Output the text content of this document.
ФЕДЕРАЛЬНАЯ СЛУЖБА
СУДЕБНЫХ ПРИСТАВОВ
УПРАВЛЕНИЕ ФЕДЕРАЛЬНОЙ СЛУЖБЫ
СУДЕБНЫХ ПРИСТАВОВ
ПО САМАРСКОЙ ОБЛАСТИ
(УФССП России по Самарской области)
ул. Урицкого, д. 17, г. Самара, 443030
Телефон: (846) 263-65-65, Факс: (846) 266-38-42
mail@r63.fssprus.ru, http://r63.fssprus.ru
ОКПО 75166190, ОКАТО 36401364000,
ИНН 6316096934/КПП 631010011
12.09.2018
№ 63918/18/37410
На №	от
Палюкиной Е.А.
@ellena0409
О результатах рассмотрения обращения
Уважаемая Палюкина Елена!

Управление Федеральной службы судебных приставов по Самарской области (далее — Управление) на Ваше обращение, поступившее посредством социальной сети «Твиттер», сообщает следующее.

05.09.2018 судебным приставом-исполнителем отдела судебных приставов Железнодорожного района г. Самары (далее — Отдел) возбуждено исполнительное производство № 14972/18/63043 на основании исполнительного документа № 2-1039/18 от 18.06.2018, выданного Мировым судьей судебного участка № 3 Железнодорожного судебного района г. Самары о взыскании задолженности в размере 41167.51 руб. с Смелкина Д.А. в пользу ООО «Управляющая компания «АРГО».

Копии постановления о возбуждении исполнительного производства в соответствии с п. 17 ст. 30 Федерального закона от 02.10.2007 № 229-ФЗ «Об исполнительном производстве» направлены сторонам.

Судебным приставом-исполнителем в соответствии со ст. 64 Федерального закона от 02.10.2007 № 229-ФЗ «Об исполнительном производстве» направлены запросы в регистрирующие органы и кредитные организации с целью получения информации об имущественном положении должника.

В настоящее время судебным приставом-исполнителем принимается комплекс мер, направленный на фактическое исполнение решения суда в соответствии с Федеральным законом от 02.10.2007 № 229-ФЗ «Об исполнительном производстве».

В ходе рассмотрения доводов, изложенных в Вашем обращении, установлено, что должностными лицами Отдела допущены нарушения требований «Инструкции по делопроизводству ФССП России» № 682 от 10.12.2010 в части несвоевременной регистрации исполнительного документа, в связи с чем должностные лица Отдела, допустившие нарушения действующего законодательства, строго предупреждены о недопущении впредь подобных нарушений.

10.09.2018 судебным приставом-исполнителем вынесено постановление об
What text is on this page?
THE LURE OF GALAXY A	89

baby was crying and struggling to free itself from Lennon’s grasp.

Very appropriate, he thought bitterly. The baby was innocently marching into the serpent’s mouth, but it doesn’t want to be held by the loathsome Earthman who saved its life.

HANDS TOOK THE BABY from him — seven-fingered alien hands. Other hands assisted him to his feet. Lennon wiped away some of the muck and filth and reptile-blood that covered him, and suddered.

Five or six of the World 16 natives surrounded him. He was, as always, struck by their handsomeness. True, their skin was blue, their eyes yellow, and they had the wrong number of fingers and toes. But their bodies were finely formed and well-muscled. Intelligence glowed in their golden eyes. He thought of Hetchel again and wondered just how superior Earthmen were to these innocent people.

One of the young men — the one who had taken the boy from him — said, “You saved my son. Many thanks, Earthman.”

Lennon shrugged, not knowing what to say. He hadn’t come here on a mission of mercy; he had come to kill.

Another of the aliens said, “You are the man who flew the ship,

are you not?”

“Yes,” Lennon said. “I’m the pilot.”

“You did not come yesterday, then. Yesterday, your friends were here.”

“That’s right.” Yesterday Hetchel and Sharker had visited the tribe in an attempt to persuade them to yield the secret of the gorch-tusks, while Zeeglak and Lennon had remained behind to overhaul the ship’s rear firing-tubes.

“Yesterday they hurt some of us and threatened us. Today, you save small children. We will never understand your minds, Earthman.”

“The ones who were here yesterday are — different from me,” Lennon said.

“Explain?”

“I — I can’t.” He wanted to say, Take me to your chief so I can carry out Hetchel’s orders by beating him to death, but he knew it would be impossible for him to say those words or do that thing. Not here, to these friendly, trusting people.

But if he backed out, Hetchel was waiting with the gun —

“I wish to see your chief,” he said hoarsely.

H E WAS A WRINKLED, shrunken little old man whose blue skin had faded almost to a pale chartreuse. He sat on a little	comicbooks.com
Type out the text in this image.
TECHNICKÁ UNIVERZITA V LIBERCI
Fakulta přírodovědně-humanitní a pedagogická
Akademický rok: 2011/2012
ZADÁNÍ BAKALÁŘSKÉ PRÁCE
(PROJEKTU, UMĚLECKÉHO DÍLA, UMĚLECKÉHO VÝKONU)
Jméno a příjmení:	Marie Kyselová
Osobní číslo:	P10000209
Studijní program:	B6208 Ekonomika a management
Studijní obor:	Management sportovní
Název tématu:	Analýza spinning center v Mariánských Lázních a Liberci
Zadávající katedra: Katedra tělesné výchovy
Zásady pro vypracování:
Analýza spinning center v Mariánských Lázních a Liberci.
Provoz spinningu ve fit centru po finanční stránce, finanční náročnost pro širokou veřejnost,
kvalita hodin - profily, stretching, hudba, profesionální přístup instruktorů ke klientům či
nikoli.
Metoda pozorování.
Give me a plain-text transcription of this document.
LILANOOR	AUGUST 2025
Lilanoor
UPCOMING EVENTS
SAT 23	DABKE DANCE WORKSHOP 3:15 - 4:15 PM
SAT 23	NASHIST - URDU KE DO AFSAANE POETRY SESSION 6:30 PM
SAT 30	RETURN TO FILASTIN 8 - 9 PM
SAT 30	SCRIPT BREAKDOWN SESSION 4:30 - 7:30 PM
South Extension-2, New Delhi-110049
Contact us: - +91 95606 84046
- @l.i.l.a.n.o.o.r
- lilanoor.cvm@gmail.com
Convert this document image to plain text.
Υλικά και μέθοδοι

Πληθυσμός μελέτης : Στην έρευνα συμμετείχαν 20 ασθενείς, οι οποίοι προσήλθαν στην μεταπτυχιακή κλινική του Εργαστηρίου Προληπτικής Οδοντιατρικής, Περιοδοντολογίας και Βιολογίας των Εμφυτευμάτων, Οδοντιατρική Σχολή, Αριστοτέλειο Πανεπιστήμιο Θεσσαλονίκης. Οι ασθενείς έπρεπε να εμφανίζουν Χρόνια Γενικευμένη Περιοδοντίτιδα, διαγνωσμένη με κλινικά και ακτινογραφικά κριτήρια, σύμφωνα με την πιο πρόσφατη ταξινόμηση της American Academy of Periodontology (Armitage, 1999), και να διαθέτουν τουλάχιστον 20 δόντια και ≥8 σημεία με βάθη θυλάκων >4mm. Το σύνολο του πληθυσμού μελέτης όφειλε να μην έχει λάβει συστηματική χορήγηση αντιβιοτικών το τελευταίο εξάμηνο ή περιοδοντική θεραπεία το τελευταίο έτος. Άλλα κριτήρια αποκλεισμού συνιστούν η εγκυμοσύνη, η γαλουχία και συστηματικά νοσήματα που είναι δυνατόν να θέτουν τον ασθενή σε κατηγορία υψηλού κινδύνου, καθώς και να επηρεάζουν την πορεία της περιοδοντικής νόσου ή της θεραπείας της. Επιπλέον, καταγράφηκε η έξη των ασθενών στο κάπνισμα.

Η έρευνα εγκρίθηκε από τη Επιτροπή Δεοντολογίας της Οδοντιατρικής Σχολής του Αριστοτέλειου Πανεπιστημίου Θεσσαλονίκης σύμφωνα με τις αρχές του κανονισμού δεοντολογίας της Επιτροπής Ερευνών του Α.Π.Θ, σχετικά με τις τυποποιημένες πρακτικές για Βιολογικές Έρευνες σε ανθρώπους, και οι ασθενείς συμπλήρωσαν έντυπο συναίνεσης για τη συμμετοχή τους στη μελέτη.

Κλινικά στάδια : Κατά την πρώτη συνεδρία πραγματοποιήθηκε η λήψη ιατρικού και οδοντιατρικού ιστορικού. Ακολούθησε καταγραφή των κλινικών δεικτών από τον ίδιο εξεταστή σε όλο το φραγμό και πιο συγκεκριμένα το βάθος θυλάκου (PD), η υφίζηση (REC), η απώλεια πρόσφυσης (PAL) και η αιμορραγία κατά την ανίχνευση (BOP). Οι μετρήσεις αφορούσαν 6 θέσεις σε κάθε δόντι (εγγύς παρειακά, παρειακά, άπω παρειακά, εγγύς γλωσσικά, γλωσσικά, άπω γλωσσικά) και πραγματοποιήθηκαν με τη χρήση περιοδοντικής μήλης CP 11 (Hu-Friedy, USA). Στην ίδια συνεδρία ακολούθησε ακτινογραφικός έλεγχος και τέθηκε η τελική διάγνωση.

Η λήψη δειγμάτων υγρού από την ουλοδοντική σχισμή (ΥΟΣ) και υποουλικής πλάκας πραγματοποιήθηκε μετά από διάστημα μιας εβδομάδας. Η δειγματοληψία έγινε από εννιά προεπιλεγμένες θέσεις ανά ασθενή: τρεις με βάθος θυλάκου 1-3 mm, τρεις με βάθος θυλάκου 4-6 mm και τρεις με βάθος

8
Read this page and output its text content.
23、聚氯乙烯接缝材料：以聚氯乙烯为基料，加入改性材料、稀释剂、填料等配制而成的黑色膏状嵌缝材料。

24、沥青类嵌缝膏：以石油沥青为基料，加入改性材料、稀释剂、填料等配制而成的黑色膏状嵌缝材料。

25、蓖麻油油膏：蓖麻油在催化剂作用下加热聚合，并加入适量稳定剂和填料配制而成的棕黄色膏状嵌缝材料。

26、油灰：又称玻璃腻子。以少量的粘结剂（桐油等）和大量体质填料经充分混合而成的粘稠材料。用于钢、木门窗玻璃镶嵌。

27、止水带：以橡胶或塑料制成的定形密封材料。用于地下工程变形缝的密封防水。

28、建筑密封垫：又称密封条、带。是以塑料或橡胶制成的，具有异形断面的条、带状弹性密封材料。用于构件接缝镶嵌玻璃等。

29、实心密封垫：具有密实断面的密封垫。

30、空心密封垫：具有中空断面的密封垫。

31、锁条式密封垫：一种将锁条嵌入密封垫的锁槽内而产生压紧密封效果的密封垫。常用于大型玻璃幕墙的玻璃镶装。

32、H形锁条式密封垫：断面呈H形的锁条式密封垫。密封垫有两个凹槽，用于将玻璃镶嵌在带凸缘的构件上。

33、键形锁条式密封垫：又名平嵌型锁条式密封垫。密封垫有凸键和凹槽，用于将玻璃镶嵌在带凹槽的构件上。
____________
## What the exercise asks
Find the lines that include the string "SESSION", then copy each of them.

## Problem solution
SAT 23	NASHIST - URDU KE DO AFSAANE POETRY SESSION 6:30 PM
SAT 30	SCRIPT BREAKDOWN SESSION 4:30 - 7:30 PM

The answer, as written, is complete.